◆ **Exercise**
Gather every line from the entries below that includes "United".

#####

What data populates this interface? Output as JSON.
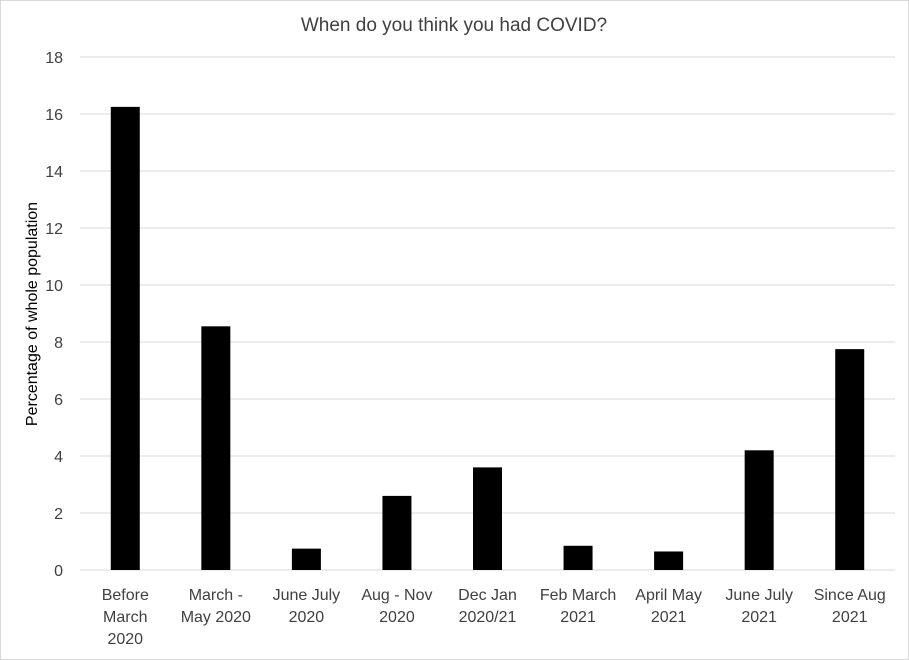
{
  "chart_data": {
    "type": "bar",
    "title": "When do you think you had COVID?",
    "xlabel": "",
    "ylabel": "Percentage of whole population",
    "ylim": [
      0,
      18
    ],
    "y_ticks": [
      "0",
      "2",
      "4",
      "6",
      "8",
      "10",
      "12",
      "14",
      "16",
      "18"
    ],
    "categories": [
      [
        "Before",
        "March",
        "2020"
      ],
      [
        "March -",
        "May 2020"
      ],
      [
        "June July",
        "2020"
      ],
      [
        "Aug - Nov",
        "2020"
      ],
      [
        "Dec Jan",
        "2020/21"
      ],
      [
        "Feb March",
        "2021"
      ],
      [
        "April May",
        "2021"
      ],
      [
        "June July",
        "2021"
      ],
      [
        "Since Aug",
        "2021"
      ]
    ],
    "values": [
      16.25,
      8.55,
      0.75,
      2.6,
      3.6,
      0.85,
      0.65,
      4.2,
      7.75
    ],
    "grid": true,
    "legend": "none",
    "colors": {
      "bar": "#000000",
      "grid": "#d9d9d9",
      "axis": "#d9d9d9"
    }
  }
}
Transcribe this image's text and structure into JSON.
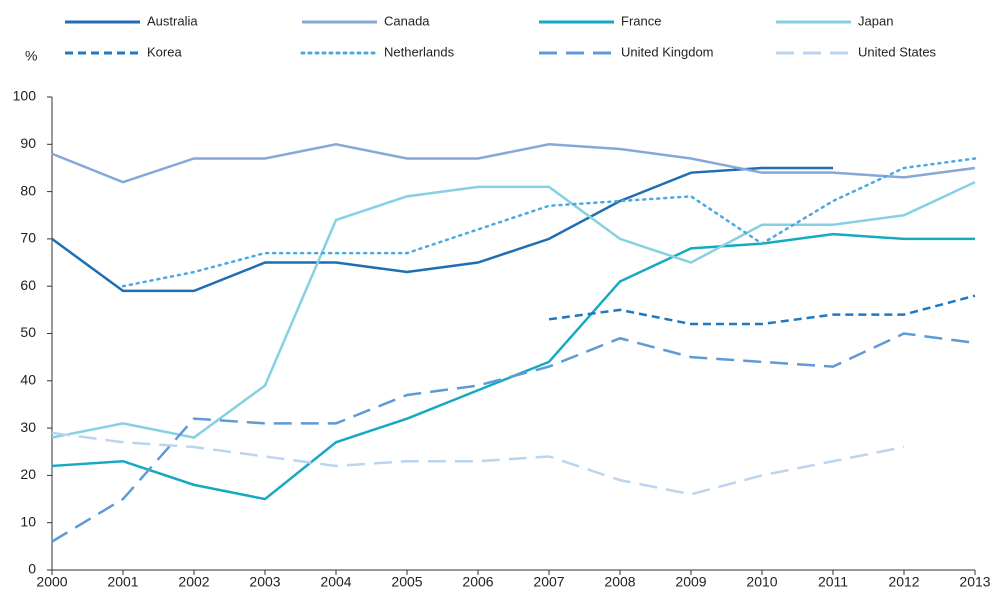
{
  "chart_data": {
    "type": "line",
    "y_label": "%",
    "x": [
      2000,
      2001,
      2002,
      2003,
      2004,
      2005,
      2006,
      2007,
      2008,
      2009,
      2010,
      2011,
      2012,
      2013
    ],
    "xlim": [
      2000,
      2013
    ],
    "ylim": [
      0,
      100
    ],
    "yticks": [
      0,
      10,
      20,
      30,
      40,
      50,
      60,
      70,
      80,
      90,
      100
    ],
    "grid": false,
    "legend": "top",
    "series": [
      {
        "name": "Australia",
        "color": "#1f6db3",
        "dash": "solid",
        "values": [
          70,
          59,
          59,
          65,
          65,
          63,
          65,
          70,
          78,
          84,
          85,
          85,
          null,
          null
        ]
      },
      {
        "name": "Canada",
        "color": "#86a8d8",
        "dash": "solid",
        "values": [
          88,
          82,
          87,
          87,
          90,
          87,
          87,
          90,
          89,
          87,
          84,
          84,
          83,
          85
        ]
      },
      {
        "name": "France",
        "color": "#16aac2",
        "dash": "solid",
        "values": [
          22,
          23,
          18,
          15,
          27,
          32,
          38,
          44,
          61,
          68,
          69,
          71,
          70,
          70
        ]
      },
      {
        "name": "Japan",
        "color": "#86d0e3",
        "dash": "solid",
        "values": [
          28,
          31,
          28,
          39,
          74,
          79,
          81,
          81,
          70,
          65,
          73,
          73,
          75,
          82
        ]
      },
      {
        "name": "Korea",
        "color": "#1f78c4",
        "dash": "dashed",
        "values": [
          null,
          null,
          null,
          null,
          null,
          null,
          null,
          53,
          55,
          52,
          52,
          54,
          54,
          58
        ]
      },
      {
        "name": "Netherlands",
        "color": "#4aa9e0",
        "dash": "dotted",
        "values": [
          null,
          60,
          63,
          67,
          67,
          67,
          72,
          77,
          78,
          79,
          69,
          78,
          85,
          87
        ]
      },
      {
        "name": "United Kingdom",
        "color": "#5e9bd6",
        "dash": "longdash",
        "values": [
          6,
          15,
          32,
          31,
          31,
          37,
          39,
          43,
          49,
          45,
          44,
          43,
          50,
          48
        ]
      },
      {
        "name": "United States",
        "color": "#bcd5ee",
        "dash": "longdash",
        "values": [
          29,
          27,
          26,
          24,
          22,
          23,
          23,
          24,
          19,
          16,
          20,
          23,
          26,
          null
        ]
      }
    ]
  }
}
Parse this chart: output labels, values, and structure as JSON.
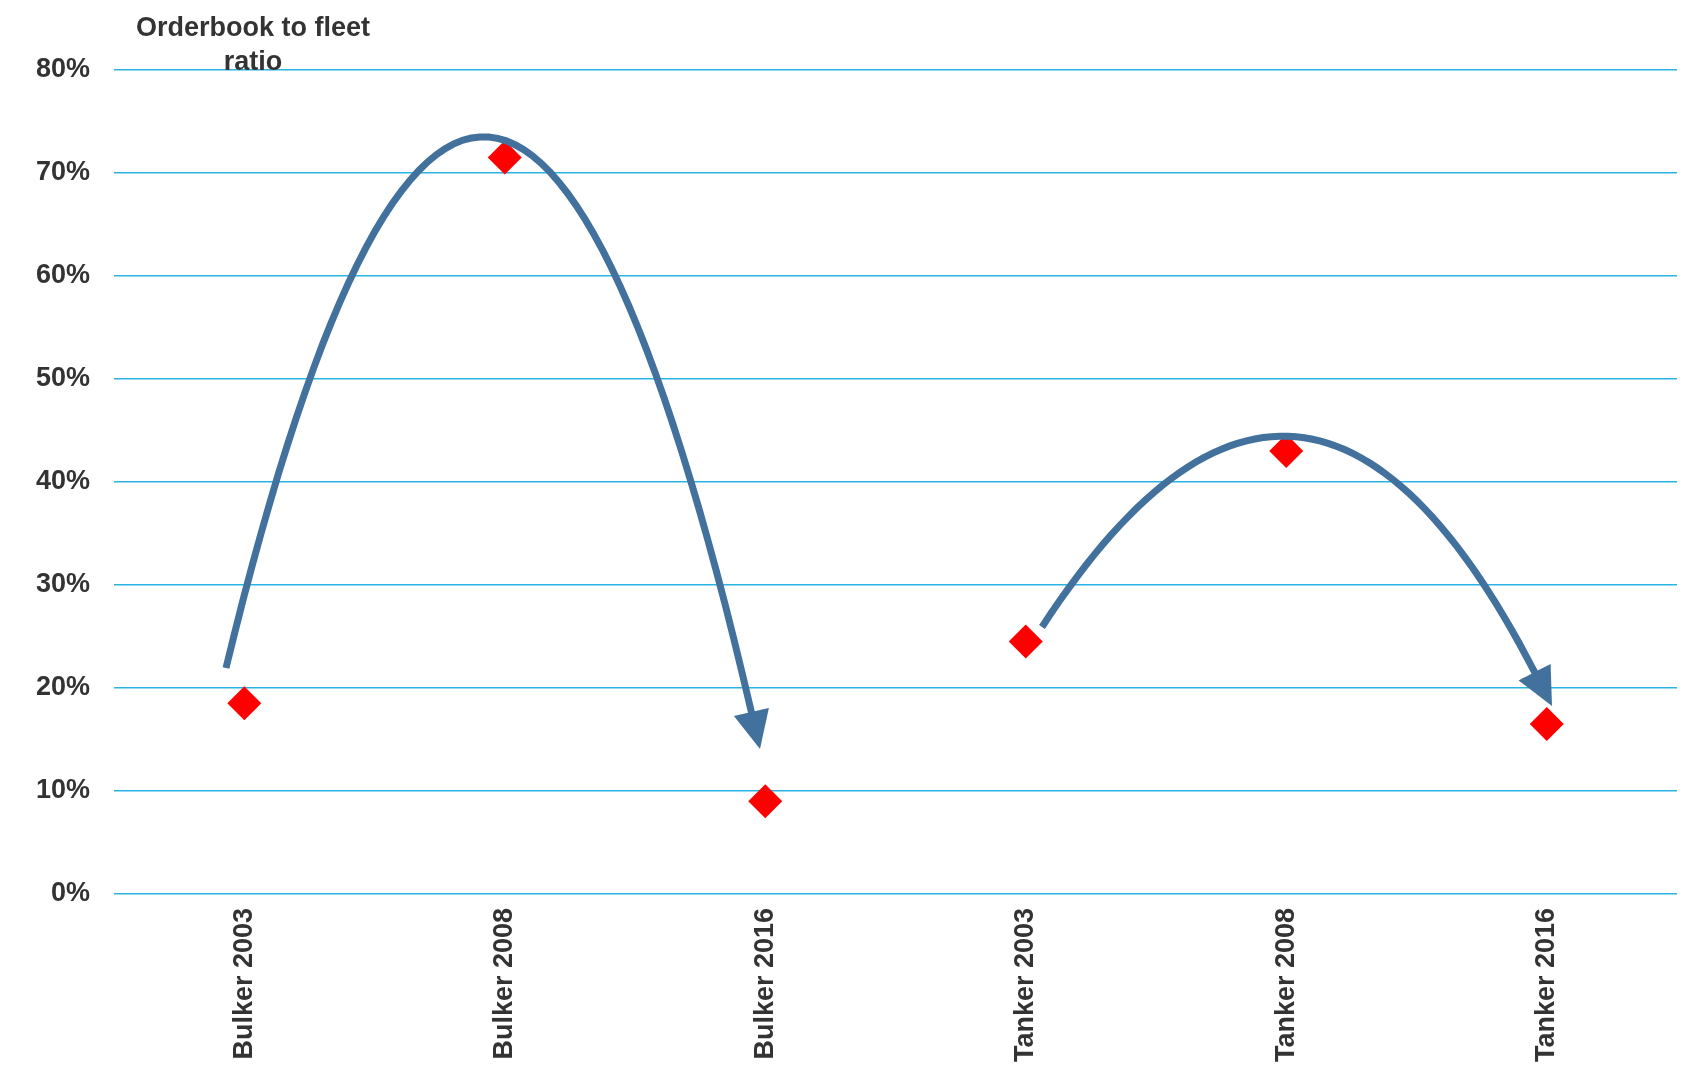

#####

◆ **Solution**
        "name": "United Kingdom",
        "name": "United States",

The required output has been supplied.